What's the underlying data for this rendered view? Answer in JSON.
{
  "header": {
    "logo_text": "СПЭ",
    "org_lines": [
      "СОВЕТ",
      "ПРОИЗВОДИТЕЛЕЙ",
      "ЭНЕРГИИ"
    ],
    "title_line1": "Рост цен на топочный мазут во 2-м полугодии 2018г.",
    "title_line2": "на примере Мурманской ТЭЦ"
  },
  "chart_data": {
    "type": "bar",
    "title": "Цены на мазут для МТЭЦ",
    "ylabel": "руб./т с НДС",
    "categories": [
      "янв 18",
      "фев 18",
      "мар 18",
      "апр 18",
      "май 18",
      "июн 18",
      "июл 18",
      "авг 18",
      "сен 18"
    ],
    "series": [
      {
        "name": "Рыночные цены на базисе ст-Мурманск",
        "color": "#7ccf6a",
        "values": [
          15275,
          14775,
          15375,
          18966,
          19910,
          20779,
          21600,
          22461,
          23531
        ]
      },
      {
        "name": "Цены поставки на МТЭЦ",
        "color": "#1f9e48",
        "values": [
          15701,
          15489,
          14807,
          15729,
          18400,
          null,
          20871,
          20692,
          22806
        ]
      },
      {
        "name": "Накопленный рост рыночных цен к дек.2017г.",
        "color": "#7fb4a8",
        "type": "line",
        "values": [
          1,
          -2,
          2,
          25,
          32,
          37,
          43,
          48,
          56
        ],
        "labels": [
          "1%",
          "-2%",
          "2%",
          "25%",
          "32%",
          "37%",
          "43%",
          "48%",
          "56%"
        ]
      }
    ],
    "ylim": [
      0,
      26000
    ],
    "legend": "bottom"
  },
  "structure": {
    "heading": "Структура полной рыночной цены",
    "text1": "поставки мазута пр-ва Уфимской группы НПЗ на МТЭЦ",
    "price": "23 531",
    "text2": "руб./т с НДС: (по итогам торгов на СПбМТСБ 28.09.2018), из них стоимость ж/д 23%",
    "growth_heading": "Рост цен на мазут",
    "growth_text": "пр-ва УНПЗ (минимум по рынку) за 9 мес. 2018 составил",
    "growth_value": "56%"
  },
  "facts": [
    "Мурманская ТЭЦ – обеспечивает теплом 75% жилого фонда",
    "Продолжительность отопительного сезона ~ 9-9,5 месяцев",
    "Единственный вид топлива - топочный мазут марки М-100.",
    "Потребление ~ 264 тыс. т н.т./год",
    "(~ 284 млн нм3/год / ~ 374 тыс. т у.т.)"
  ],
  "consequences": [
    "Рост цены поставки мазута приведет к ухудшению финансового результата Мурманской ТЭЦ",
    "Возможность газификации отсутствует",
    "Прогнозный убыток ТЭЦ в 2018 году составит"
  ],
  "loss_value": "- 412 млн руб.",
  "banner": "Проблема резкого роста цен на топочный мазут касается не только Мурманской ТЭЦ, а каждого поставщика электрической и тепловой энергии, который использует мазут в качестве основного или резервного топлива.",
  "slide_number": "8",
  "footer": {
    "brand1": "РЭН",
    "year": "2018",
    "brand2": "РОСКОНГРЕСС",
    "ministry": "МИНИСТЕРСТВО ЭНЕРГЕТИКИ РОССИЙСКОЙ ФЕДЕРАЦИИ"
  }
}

-=-=-

▸ SET EXERCISE:
Pull out all lines containing "топлива".

▸ SOLUTION TO THIS TASK:
    "Единственный вид топлива - топочный мазут марки М-100.",
  "banner": "Проблема резкого роста цен на топочный мазут касается не только Мурманской ТЭЦ, а каждого поставщика электрической и тепловой энергии, который использует мазут в качестве основного или резервного топлива.",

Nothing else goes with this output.